To be done: Skip the pictures. Repeat everything else in the records word for word.

Chart and figure data:
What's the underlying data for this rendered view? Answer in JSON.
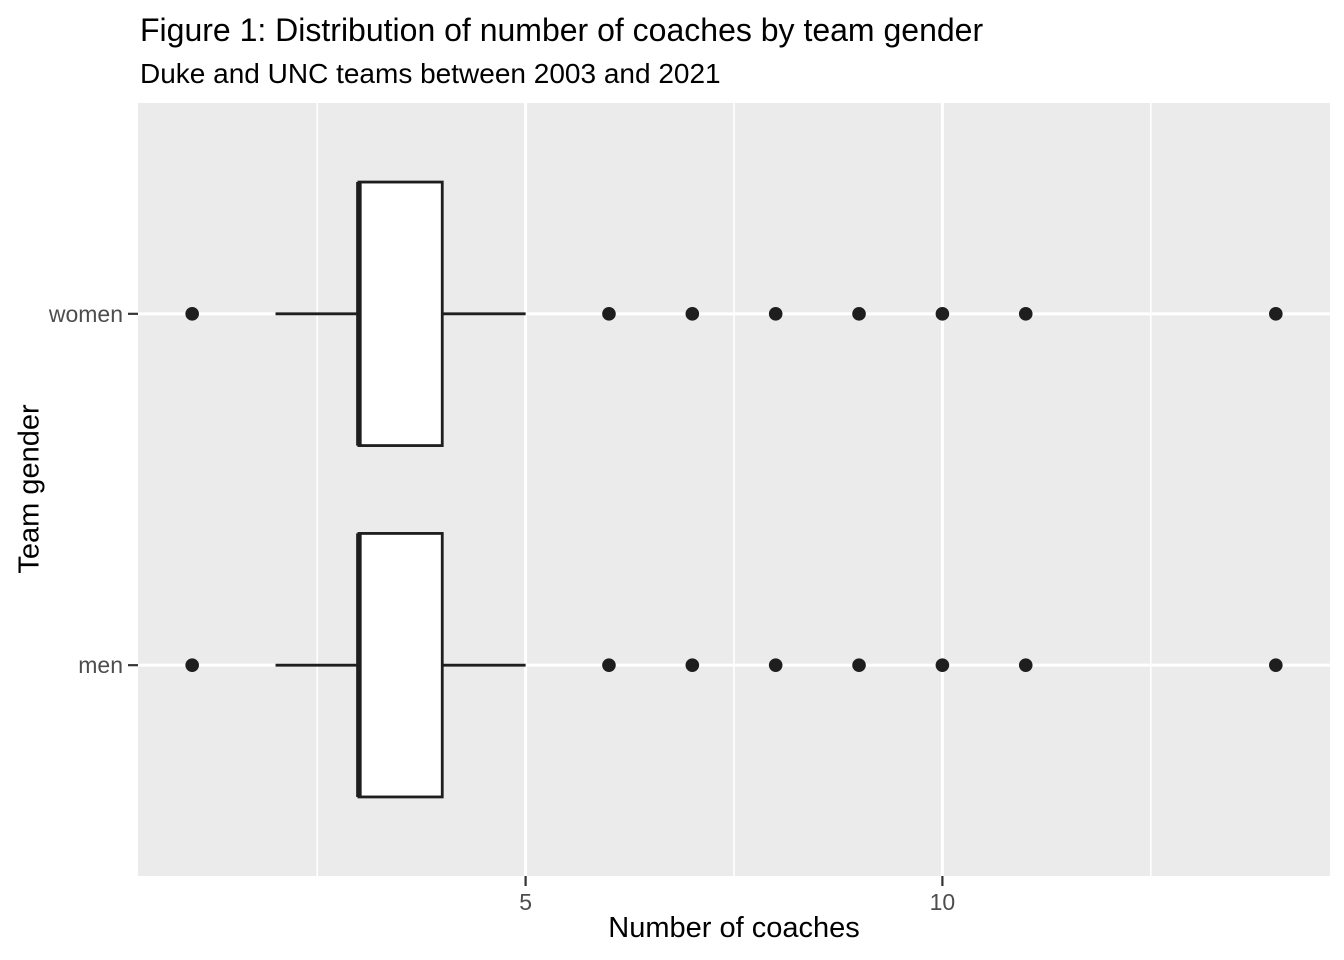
{
  "figure": {
    "title": "Figure 1: Distribution of number of coaches by team gender",
    "subtitle": "Duke and UNC teams between 2003 and 2021"
  },
  "chart_data": {
    "type": "boxplot",
    "orientation": "horizontal",
    "title": "Figure 1: Distribution of number of coaches by team gender",
    "subtitle": "Duke and UNC teams between 2003 and 2021",
    "xlabel": "Number of coaches",
    "ylabel": "Team gender",
    "xlim": [
      0.35,
      14.65
    ],
    "ylim": [
      0.4,
      2.6
    ],
    "x_ticks_major": [
      5,
      10
    ],
    "x_ticks_minor": [
      2.5,
      7.5,
      12.5
    ],
    "grid": true,
    "legend": "none",
    "box_width": 0.75,
    "categories": [
      "men",
      "women"
    ],
    "series": [
      {
        "name": "women",
        "position": 2,
        "q1": 3,
        "median": 3,
        "q3": 4,
        "whisker_low": 2,
        "whisker_high": 5,
        "outliers": [
          1,
          6,
          7,
          8,
          9,
          10,
          11,
          14
        ]
      },
      {
        "name": "men",
        "position": 1,
        "q1": 3,
        "median": 3,
        "q3": 4,
        "whisker_low": 2,
        "whisker_high": 5,
        "outliers": [
          1,
          6,
          7,
          8,
          9,
          10,
          11,
          14
        ]
      }
    ]
  },
  "colors": {
    "page_bg": "#FFFFFF",
    "panel_bg": "#EBEBEB",
    "grid": "#FFFFFF",
    "box_stroke": "#1E1E1E",
    "box_fill": "#FFFFFF",
    "point": "#1E1E1E",
    "tick_mark": "#333333",
    "tick_label": "#4D4D4D",
    "axis_title": "#000000"
  }
}
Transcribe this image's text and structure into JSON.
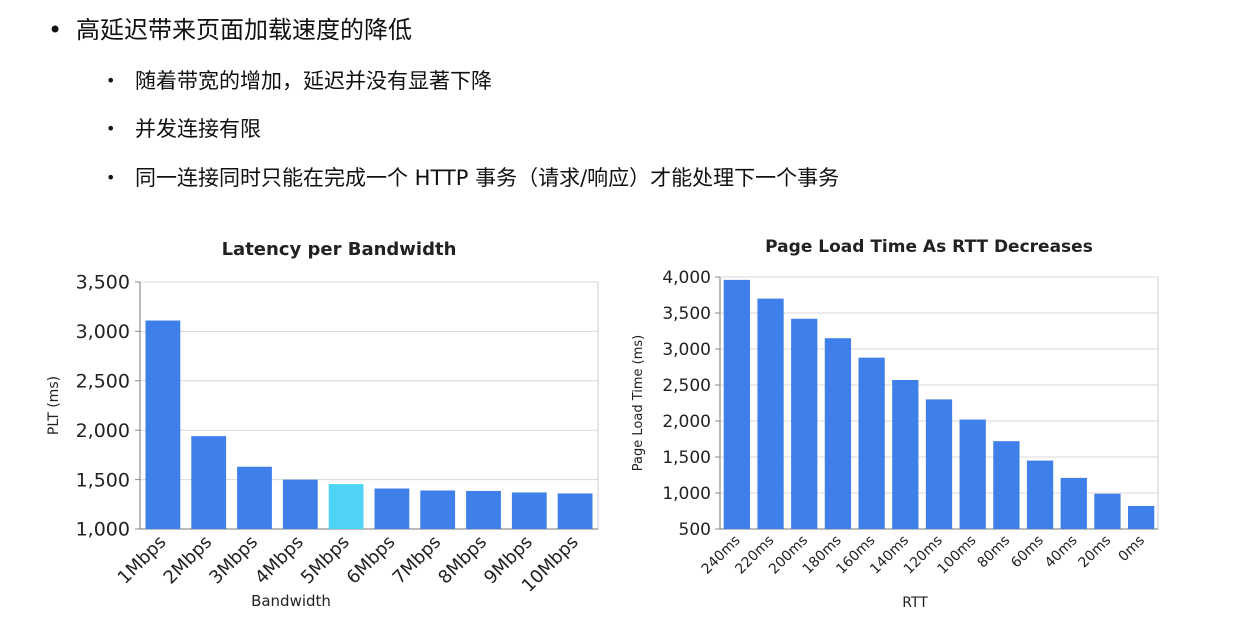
{
  "bullets": {
    "main": "高延迟带来页面加载速度的降低",
    "sub": [
      "随着带宽的增加，延迟并没有显著下降",
      "并发连接有限",
      "同一连接同时只能在完成一个 HTTP 事务（请求/响应）才能处理下一个事务"
    ]
  },
  "chart_data": [
    {
      "type": "bar",
      "title": "Latency per Bandwidth",
      "xlabel": "Bandwidth",
      "ylabel": "PLT (ms)",
      "categories": [
        "1Mbps",
        "2Mbps",
        "3Mbps",
        "4Mbps",
        "5Mbps",
        "6Mbps",
        "7Mbps",
        "8Mbps",
        "9Mbps",
        "10Mbps"
      ],
      "values": [
        3110,
        1940,
        1630,
        1500,
        1455,
        1410,
        1390,
        1385,
        1370,
        1360
      ],
      "highlight_index": 4,
      "ylim": [
        1000,
        3500
      ],
      "yticks": [
        1000,
        1500,
        2000,
        2500,
        3000,
        3500
      ],
      "ytick_labels": [
        "1,000",
        "1,500",
        "2,000",
        "2,500",
        "3,000",
        "3,500"
      ],
      "grid": true,
      "colors": {
        "bar": "#3f7fea",
        "highlight": "#4fd3f7",
        "grid": "#d9d9d9"
      }
    },
    {
      "type": "bar",
      "title": "Page Load Time As RTT Decreases",
      "xlabel": "RTT",
      "ylabel": "Page Load Time (ms)",
      "categories": [
        "240ms",
        "220ms",
        "200ms",
        "180ms",
        "160ms",
        "140ms",
        "120ms",
        "100ms",
        "80ms",
        "60ms",
        "40ms",
        "20ms",
        "0ms"
      ],
      "values": [
        3960,
        3700,
        3420,
        3150,
        2880,
        2570,
        2300,
        2020,
        1720,
        1450,
        1210,
        990,
        820
      ],
      "ylim": [
        500,
        4000
      ],
      "yticks": [
        500,
        1000,
        1500,
        2000,
        2500,
        3000,
        3500,
        4000
      ],
      "ytick_labels": [
        "500",
        "1,000",
        "1,500",
        "2,000",
        "2,500",
        "3,000",
        "3,500",
        "4,000"
      ],
      "grid": true,
      "colors": {
        "bar": "#3f7fea",
        "grid": "#d9d9d9"
      }
    }
  ]
}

Exercise solution:
What's the underlying data for this rendered view? Answer in JSON.
{
  "figure": {
    "title": "Figure 1: Distribution of number of coaches by team gender",
    "subtitle": "Duke and UNC teams between 2003 and 2021"
  },
  "chart_data": {
    "type": "boxplot",
    "orientation": "horizontal",
    "title": "Figure 1: Distribution of number of coaches by team gender",
    "subtitle": "Duke and UNC teams between 2003 and 2021",
    "xlabel": "Number of coaches",
    "ylabel": "Team gender",
    "xlim": [
      0.35,
      14.65
    ],
    "ylim": [
      0.4,
      2.6
    ],
    "x_ticks_major": [
      5,
      10
    ],
    "x_ticks_minor": [
      2.5,
      7.5,
      12.5
    ],
    "grid": true,
    "legend": "none",
    "box_width": 0.75,
    "categories": [
      "men",
      "women"
    ],
    "series": [
      {
        "name": "women",
        "position": 2,
        "q1": 3,
        "median": 3,
        "q3": 4,
        "whisker_low": 2,
        "whisker_high": 5,
        "outliers": [
          1,
          6,
          7,
          8,
          9,
          10,
          11,
          14
        ]
      },
      {
        "name": "men",
        "position": 1,
        "q1": 3,
        "median": 3,
        "q3": 4,
        "whisker_low": 2,
        "whisker_high": 5,
        "outliers": [
          1,
          6,
          7,
          8,
          9,
          10,
          11,
          14
        ]
      }
    ]
  },
  "colors": {
    "page_bg": "#FFFFFF",
    "panel_bg": "#EBEBEB",
    "grid": "#FFFFFF",
    "box_stroke": "#1E1E1E",
    "box_fill": "#FFFFFF",
    "point": "#1E1E1E",
    "tick_mark": "#333333",
    "tick_label": "#4D4D4D",
    "axis_title": "#000000"
  }
}
Transcribe this image's text and structure into JSON.
{
  "bullets": {
    "main": "高延迟带来页面加载速度的降低",
    "sub": [
      "随着带宽的增加，延迟并没有显著下降",
      "并发连接有限",
      "同一连接同时只能在完成一个 HTTP 事务（请求/响应）才能处理下一个事务"
    ]
  },
  "chart_data": [
    {
      "type": "bar",
      "title": "Latency per Bandwidth",
      "xlabel": "Bandwidth",
      "ylabel": "PLT (ms)",
      "categories": [
        "1Mbps",
        "2Mbps",
        "3Mbps",
        "4Mbps",
        "5Mbps",
        "6Mbps",
        "7Mbps",
        "8Mbps",
        "9Mbps",
        "10Mbps"
      ],
      "values": [
        3110,
        1940,
        1630,
        1500,
        1455,
        1410,
        1390,
        1385,
        1370,
        1360
      ],
      "highlight_index": 4,
      "ylim": [
        1000,
        3500
      ],
      "yticks": [
        1000,
        1500,
        2000,
        2500,
        3000,
        3500
      ],
      "ytick_labels": [
        "1,000",
        "1,500",
        "2,000",
        "2,500",
        "3,000",
        "3,500"
      ],
      "grid": true,
      "colors": {
        "bar": "#3f7fea",
        "highlight": "#4fd3f7",
        "grid": "#d9d9d9"
      }
    },
    {
      "type": "bar",
      "title": "Page Load Time As RTT Decreases",
      "xlabel": "RTT",
      "ylabel": "Page Load Time (ms)",
      "categories": [
        "240ms",
        "220ms",
        "200ms",
        "180ms",
        "160ms",
        "140ms",
        "120ms",
        "100ms",
        "80ms",
        "60ms",
        "40ms",
        "20ms",
        "0ms"
      ],
      "values": [
        3960,
        3700,
        3420,
        3150,
        2880,
        2570,
        2300,
        2020,
        1720,
        1450,
        1210,
        990,
        820
      ],
      "ylim": [
        500,
        4000
      ],
      "yticks": [
        500,
        1000,
        1500,
        2000,
        2500,
        3000,
        3500,
        4000
      ],
      "ytick_labels": [
        "500",
        "1,000",
        "1,500",
        "2,000",
        "2,500",
        "3,000",
        "3,500",
        "4,000"
      ],
      "grid": true,
      "colors": {
        "bar": "#3f7fea",
        "grid": "#d9d9d9"
      }
    }
  ]
}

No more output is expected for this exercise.